Continue the financial consulting agreement below, picking up right after its last sentence.

» **EXTRACT PROVIDED**:

###

Term of Agreement.  The term of this Agreement shall be thirty six (36) months, subject to extension or prior termination as hereinafter provided. 
 
5.      
Compensation.  In consideration of the services to be rendered by the Financial Consultants pursuant to this Agreement, upon execution of this Agreement and the completion of a contemplated transaction with First Montauk Financial, Inc. (FMFK.OB), the Client shall deliver compensation to the Financial Consultants in the form of 1.2 million shares (on a post reverse stock split basis) of its common stock as follows:
 
Upon completion of the acquisition of BMAC, Corp., LLC, one third of the total compensation referenced herein above. Upon delivery of fifty one percent (51%) of the total outstanding shares of First Montauk Financial Corporation (symbol FMFK), an additional one third of said compensation. Upon delivery of board control and/or management control of First Montauk Financial Corporation, the remaining one third of said compensation.
 
Further compensation shall include a percentage of profits over a to be negotiated profit threshold of the First Montauk Financial entity. Additionally, for any mergers or acquisitions Financial Consultants deliver, Company agrees to pay a fee equivalent to 10% of the value of said merger or acquisition in the form of 50% cash and 50% warrants with full piggyback registration rights.
 
All Shares of Client Stock so delivered pursuant to this Agreement, shall contain the normal restrictive covenants common to such transactions.  
 
6.      
Termination.  Either the Financial Consultants or the Client may terminate this Agreement at the end of any month after  the term of this Agreement on thirty (30) days prior written notice, unless extended by mutual consent.  This Agreement shall automatically terminate upon the dissolution, bankruptcy or insolvency of the Client  or the Financial Consultants. The Financial Consultants and the Client shall have the right and the  discretion to terminate this Agreement should the other party, in performing its duties hereunder, violate  any law, ordinance, permit or regulation of any government entity or self regulatory organization, except  for violations that either singularly or in the aggregate do not have or will not have a materially adverse  effect on the party desiring termination. In the event of any termination hereunder, all consideration paid to  the Financial Consultants through date of termination shall be fully earned and non-refundable, and the  parties shall have no further duties or responsibilities to each other, except that the Client shall be  responsible to make any and all payments, if any, due to the Financial Consultants through the date of  termination, and the parties shall continue to be bound by the confidentiality provisions contained in  Section 8 of this Agreement. Notwithstanding any other provision of this Agreement, in the event of any  breach by the Financial Consultants of the provisions of Section 3(c), then: (A) the Client shall have the  right to terminate this Agreement immediately, and after any such termination, shall have no further  obligation to the Financial Consultants hereunder; and (B) the Client shall have the right to require the  Financial Consultants to surrender all shares of Client Stock issued to the Financial Consultants pursuant to  this Agreement.

###

» **RECORD SET**:
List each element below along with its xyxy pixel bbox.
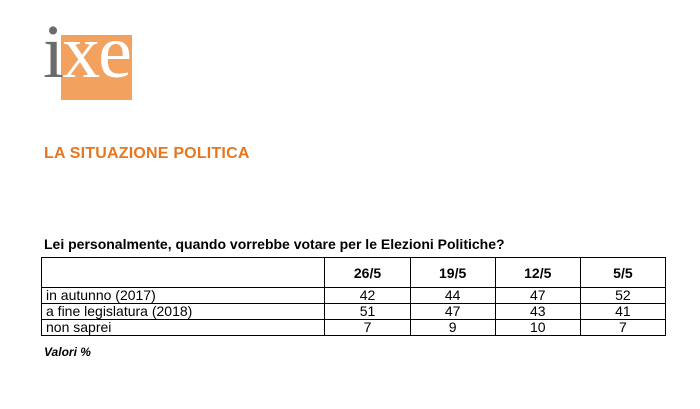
row-value: 51	[324, 303, 411, 320]
header-empty-cell	[40, 257, 326, 288]
logo-letter-i: i	[43, 10, 64, 94]
logo-orange-square	[61, 35, 132, 100]
row-value: 7	[324, 319, 411, 336]
logo-wordmark: ixè	[43, 14, 132, 90]
row-value: 42	[324, 287, 411, 304]
row-value: 10	[494, 319, 581, 336]
header-date: 19/5	[409, 257, 496, 288]
logo-letter-e: è	[98, 10, 132, 94]
header-date: 12/5	[494, 257, 581, 288]
row-value: 43	[494, 303, 581, 320]
row-value: 9	[409, 319, 496, 336]
row-value: 7	[579, 319, 667, 336]
section-title: LA SITUAZIONE POLITICA	[44, 145, 250, 162]
table-row: a fine legislatura (2018) 51 47 43 41	[40, 303, 667, 320]
row-value: 47	[409, 303, 496, 320]
table-row: non saprei 7 9 10 7	[40, 319, 667, 336]
row-value: 47	[494, 287, 581, 304]
row-value: 52	[579, 287, 667, 304]
results-table: 26/5 19/5 12/5 5/5 in autunno (2017) 42 …	[40, 257, 667, 336]
table-header-row: 26/5 19/5 12/5 5/5	[40, 257, 667, 288]
row-label: non saprei	[40, 319, 326, 336]
row-label: in autunno (2017)	[40, 287, 326, 304]
row-value: 44	[409, 287, 496, 304]
table-row: in autunno (2017) 42 44 47 52	[40, 287, 667, 304]
values-note: Valori %	[44, 345, 91, 359]
ixe-logo: ixè	[43, 14, 132, 100]
row-label: a fine legislatura (2018)	[40, 303, 326, 320]
survey-question: Lei personalmente, quando vorrebbe votar…	[44, 236, 505, 252]
row-value: 41	[579, 303, 667, 320]
header-date: 5/5	[579, 257, 667, 288]
logo-letter-x: x	[62, 10, 100, 94]
header-date: 26/5	[324, 257, 411, 288]
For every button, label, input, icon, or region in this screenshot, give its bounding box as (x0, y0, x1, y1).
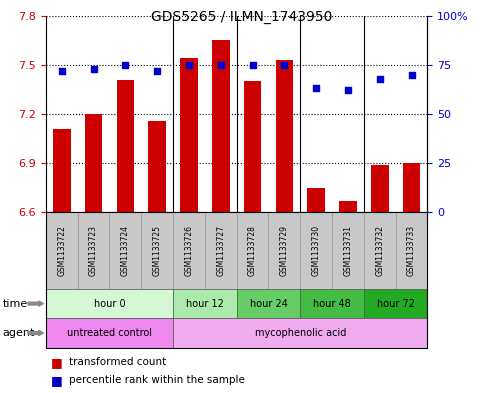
Text: ■: ■ (51, 374, 62, 387)
Bar (212, 40, 229, 212)
Text: GSM1133729: GSM1133729 (280, 225, 289, 276)
Bar (403, 163, 420, 212)
Bar (307, 187, 325, 212)
Text: GSM1133727: GSM1133727 (216, 225, 225, 276)
Text: GSM1133730: GSM1133730 (312, 225, 321, 276)
Point (153, 68, 161, 74)
Text: GSM1133731: GSM1133731 (343, 225, 353, 276)
Text: hour 72: hour 72 (377, 299, 415, 309)
Point (281, 62, 288, 68)
Point (313, 85, 320, 92)
Text: mycophenolic acid: mycophenolic acid (255, 328, 346, 338)
Text: GSM1133732: GSM1133732 (375, 225, 384, 276)
Bar (371, 165, 388, 212)
Point (185, 62, 193, 68)
Text: GSM1133723: GSM1133723 (89, 225, 98, 276)
Point (344, 87, 352, 94)
Text: GSM1133724: GSM1133724 (121, 225, 130, 276)
Point (90, 66, 98, 72)
Text: hour 48: hour 48 (313, 299, 351, 309)
Text: hour 24: hour 24 (250, 299, 287, 309)
Text: GSM1133728: GSM1133728 (248, 225, 257, 276)
Text: GSM1133725: GSM1133725 (153, 225, 162, 276)
Bar (276, 60, 293, 212)
Bar (116, 79, 134, 212)
Text: hour 12: hour 12 (186, 299, 224, 309)
Point (122, 62, 129, 68)
Bar (180, 58, 198, 212)
Point (376, 75, 384, 82)
Text: GSM1133722: GSM1133722 (57, 225, 66, 276)
Text: percentile rank within the sample: percentile rank within the sample (69, 375, 245, 386)
Point (58, 68, 66, 74)
Bar (148, 121, 166, 212)
Point (217, 62, 225, 68)
Bar (53, 129, 71, 212)
Text: time: time (2, 299, 28, 309)
Text: untreated control: untreated control (67, 328, 152, 338)
Text: GDS5265 / ILMN_1743950: GDS5265 / ILMN_1743950 (151, 10, 332, 24)
Text: agent: agent (2, 328, 35, 338)
Bar (244, 81, 261, 212)
Text: hour 0: hour 0 (94, 299, 125, 309)
Text: GSM1133733: GSM1133733 (407, 225, 416, 276)
Text: transformed count: transformed count (69, 357, 166, 367)
Bar (339, 201, 357, 212)
Text: ■: ■ (51, 356, 62, 369)
Point (408, 72, 415, 78)
Bar (85, 114, 102, 212)
Text: GSM1133726: GSM1133726 (185, 225, 194, 276)
Point (249, 62, 256, 68)
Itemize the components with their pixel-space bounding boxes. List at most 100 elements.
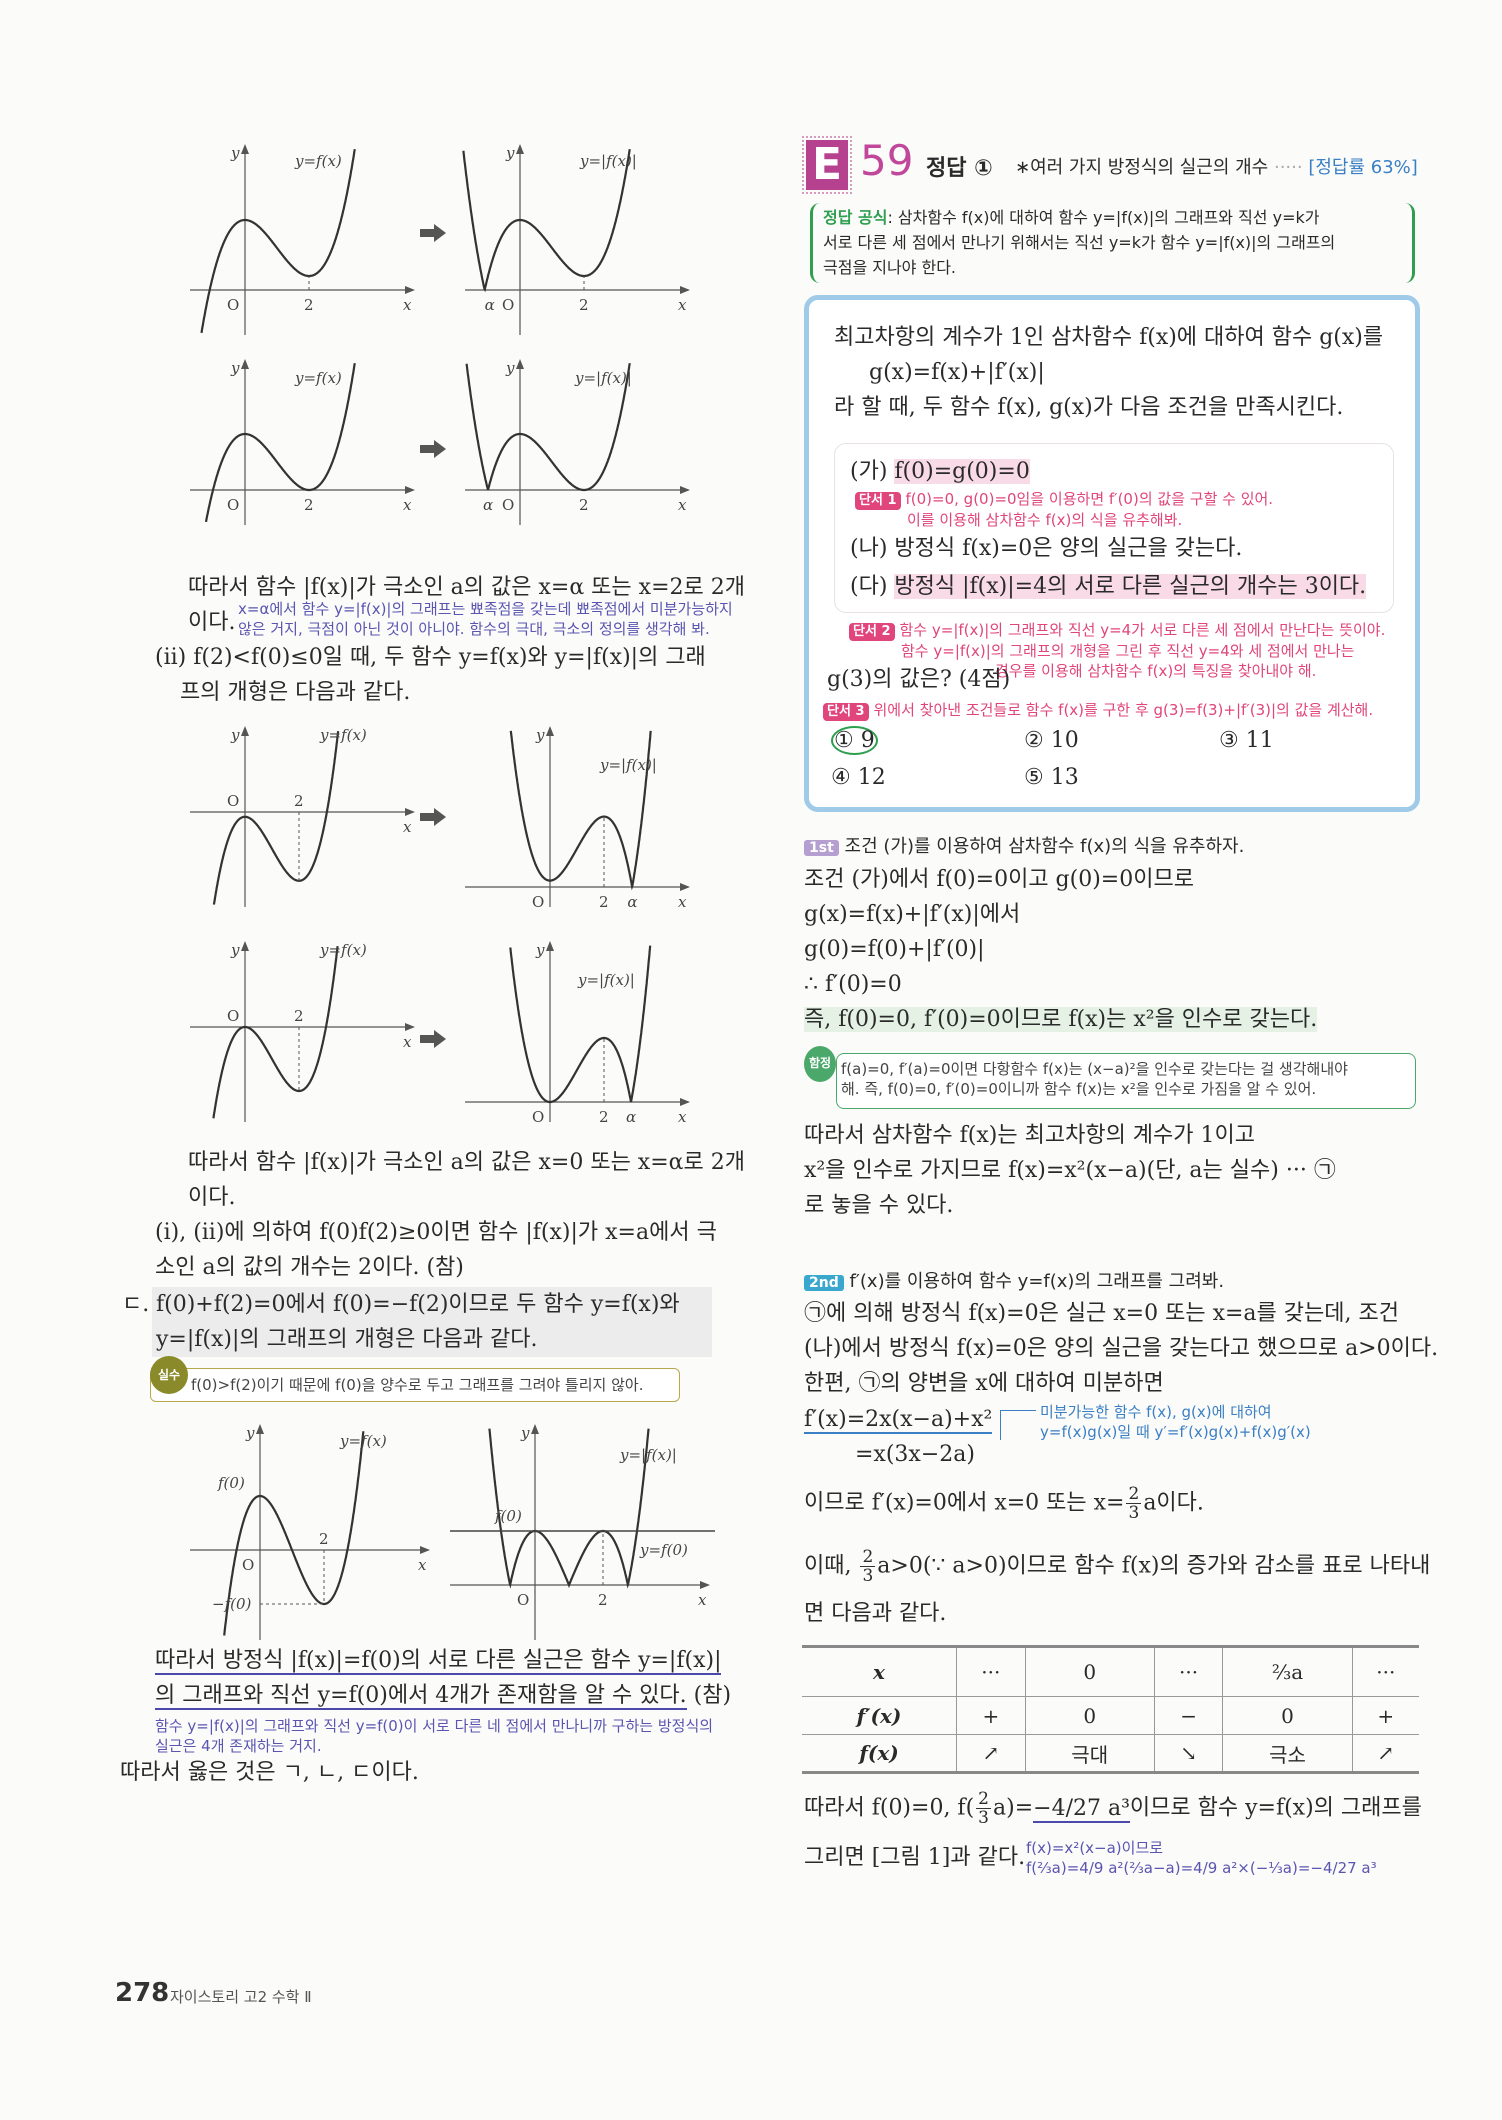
choice-1[interactable]: ① 9	[831, 723, 878, 758]
y-axis-arrow	[241, 941, 249, 951]
text-p1b: 이다.	[188, 610, 236, 635]
origin-label: O	[502, 496, 514, 514]
x-axis-label: x	[403, 1033, 412, 1051]
x-axis-arrow	[680, 286, 690, 294]
graph-f-case5: y x O 2 y=f(x) f(0) −f(0)	[190, 1424, 430, 1640]
curve-label: y=f(x)	[294, 369, 342, 387]
trap-box: f(a)=0, f′(a)=0이면 다항함수 f(x)는 (x−a)²을 인수로…	[836, 1053, 1416, 1109]
f0-label: f(0)	[217, 1474, 245, 1492]
graph-absf-case2: y x O 2 α y=|f(x)|	[465, 359, 690, 525]
derivative-line2: =x(3x−2a)	[855, 1442, 975, 1467]
curve-label: y=|f(x)|	[599, 756, 657, 774]
x-axis-arrow	[700, 1581, 710, 1589]
line-label: y=f(0)	[639, 1541, 688, 1559]
book-title: 자이스토리 고2 수학 Ⅱ	[170, 1988, 312, 2006]
origin-label: O	[517, 1591, 529, 1609]
x-axis-label: x	[403, 818, 412, 836]
mistake-box: f(0)>f(2)이기 때문에 f(0)을 양수로 두고 그래프를 그려야 틀리…	[150, 1368, 680, 1402]
y-axis-arrow	[516, 144, 524, 154]
curve-label: y=|f(x)|	[577, 971, 635, 989]
y-axis-label: y	[230, 726, 240, 744]
condition-ga: (가) f(0)=g(0)=0	[850, 459, 1030, 484]
topic: ∗여러 가지 방정식의 실근의 개수 ····· [정답률 63%]	[1015, 157, 1418, 178]
problem-box: 최고차항의 계수가 1인 삼차함수 f(x)에 대하여 함수 g(x)를 g(x…	[804, 295, 1420, 812]
tick-label-2: 2	[294, 792, 304, 810]
tick-label-2: 2	[579, 296, 589, 314]
text-p3b: 이다.	[188, 1185, 236, 1210]
text-p4: (i), (ii)에 의하여 f(0)f(2)≥0이면 함수 |f(x)|가 x…	[155, 1220, 717, 1245]
curve-label: y=f(x)	[319, 941, 367, 959]
text-p5: f(0)+f(2)=0에서 f(0)=−f(2)이므로 두 함수 y=f(x)와…	[152, 1287, 712, 1357]
note-connector	[1000, 1410, 1036, 1440]
y-axis-label: y	[535, 941, 545, 959]
text-p5-mark: ㄷ.	[122, 1292, 150, 1317]
curve-label: y=f(x)	[294, 152, 342, 170]
right-arrow-icon	[420, 808, 446, 826]
graph-f-case2: y x O 2 y=f(x)	[190, 359, 415, 525]
critical-points: 이므로 f′(x)=0에서 x=0 또는 x= 2 3 a이다.	[804, 1484, 1204, 1523]
y-axis-arrow	[531, 1424, 539, 1434]
problem-number: 59	[860, 136, 914, 185]
graph-absf-case4: y x O 2 α y=|f(x)|	[465, 941, 690, 1122]
choice-3[interactable]: ③ 11	[1219, 728, 1274, 753]
alpha-label: α	[626, 1108, 636, 1122]
alpha-label: α	[483, 496, 493, 514]
x-axis-arrow	[405, 486, 415, 494]
y-axis-label: y	[230, 359, 240, 377]
x-axis-label: x	[678, 296, 687, 314]
tick-label-2: 2	[599, 893, 609, 907]
origin-label: O	[227, 296, 239, 314]
graph-f-case4: y x O 2 y=f(x)	[190, 941, 415, 1122]
x-axis-label: x	[678, 893, 687, 907]
origin-label: O	[532, 1108, 544, 1122]
tick-label-2: 2	[579, 496, 589, 514]
problem-intro: 최고차항의 계수가 1인 삼차함수 f(x)에 대하여 함수 g(x)를	[834, 325, 1384, 350]
x-axis-label: x	[678, 496, 687, 514]
alpha-label: α	[485, 296, 495, 314]
y-axis-label: y	[230, 144, 240, 162]
origin-label: O	[242, 1556, 254, 1574]
problem-equation: g(x)=f(x)+|f′(x)|	[869, 360, 1045, 385]
section-badge: E	[802, 136, 852, 194]
x-axis-arrow	[680, 883, 690, 891]
curve	[223, 1431, 365, 1636]
page-number: 278	[115, 1978, 170, 2008]
step1-heading: 1st 조건 (가)를 이용하여 삼차함수 f(x)의 식을 유추하자.	[804, 832, 1244, 858]
y-axis-label: y	[230, 941, 240, 959]
neg-f0-label: −f(0)	[212, 1595, 252, 1613]
choice-4[interactable]: ④ 12	[831, 765, 886, 790]
tick-label-2: 2	[304, 496, 314, 514]
text-conclusion: 따라서 옳은 것은 ㄱ, ㄴ, ㄷ이다.	[120, 1760, 419, 1785]
trap-badge: 함정	[804, 1046, 836, 1082]
x-axis-label: x	[403, 496, 412, 514]
hint1: 단서 1 f(0)=0, g(0)=0임을 이용하면 f′(0)의 값을 구할 수…	[855, 489, 1273, 530]
y-axis-label: y	[505, 144, 515, 162]
mistake-badge: 실수	[150, 1356, 188, 1394]
curve-label: y=|f(x)|	[579, 152, 637, 170]
curve	[465, 362, 631, 492]
text-p4b: 소인 a의 값의 개수는 2이다. (참)	[155, 1255, 464, 1280]
increase-decrease-table: x ··· 0 ··· ⅔a ··· f′(x) +0−0 + f(x) ↗ 극대 ↘ 극소 ↗	[802, 1645, 1419, 1774]
curve	[204, 362, 356, 523]
derivative-line1: f′(x)=2x(x−a)+x²	[804, 1407, 993, 1434]
choice-5[interactable]: ⑤ 13	[1024, 765, 1079, 790]
y-axis-arrow	[241, 359, 249, 369]
x-axis-arrow	[680, 1098, 690, 1106]
y-axis-label: y	[245, 1424, 255, 1442]
right-arrow-icon	[420, 1030, 446, 1048]
y-axis-arrow	[256, 1424, 264, 1434]
tick-label-2: 2	[599, 1108, 609, 1122]
curve-label: y=f(x)	[339, 1432, 387, 1450]
text-p6b: 의 그래프와 직선 y=f(0)에서 4개가 존재함을 알 수 있다. (참)	[155, 1683, 732, 1710]
x-axis-label: x	[698, 1591, 707, 1609]
choice-2[interactable]: ② 10	[1024, 728, 1079, 753]
conclusion-line1: 따라서 f(0)=0, f(2 3 a)=−4/27 a³이므로 함수 y=f(x)…	[804, 1789, 1422, 1828]
product-rule-note: 미분가능한 함수 f(x), g(x)에 대하여 y=f(x)g(x)일 때 y′…	[1040, 1403, 1311, 1441]
tick-label-2: 2	[598, 1591, 608, 1609]
curve	[509, 730, 652, 891]
note-cusp: x=α에서 함수 y=|f(x)|의 그래프는 뾰족점을 갖는데 뾰족점에서 미…	[238, 600, 733, 638]
note-four-roots: 함수 y=|f(x)|의 그래프와 직선 y=f(0)이 서로 다른 네 점에서…	[155, 1717, 714, 1755]
y-axis-arrow	[546, 941, 554, 951]
curve-label: y=f(x)	[319, 726, 367, 744]
origin-label: O	[227, 792, 239, 810]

###

» **TASK RESULT**:
 
7.      
Work Product.   It is agreed that all information and materials produced for the Client shall be the property of the Client, free and clear of all claims thereto by the Financial Consultants, and the Financial Consultants have no claim of ownership rights thereto.
 
8.      
Confidentiality.   The Client and the Financial Consultants each agree to provide reasonable security measures to keep information belonging to the other party confidential, where release of such information could be detrimental to such party’s business interests (“Confidential Information”). Each party agrees that Confidential Information shall be subject to this Agreement if provided to the other party and marked “Confidential” in a conspicuous manner. Financial Consultants and Client shall each require their employees, agents, affiliates, sub-contractors, other licensees, and others who have access to Confidential Information through Financial Consultants or Client, as the case may be, to enter into appropriate non-disclosure agreements, requiring the level and degree of confidentiality contemplated by this Agreement. Financial Consultants and Client each agree that they will not, either during the term or this Agreement, or any time thereafter, disclose, use or make known for their own or another’s benefit, any confidential information acquired or used by them hereunder. The term “Confidential Information” excludes information that: (a) is made public by Financial Consultants or Client in violation of this Agreement, (b) becomes generally available to the public, other than as a result of disclosure by Financial Consultants or Client or another party in violation of any obligation of confidentiality or (c) Client or Financial Consultants obtains from sources other than Client or Financial Consultants.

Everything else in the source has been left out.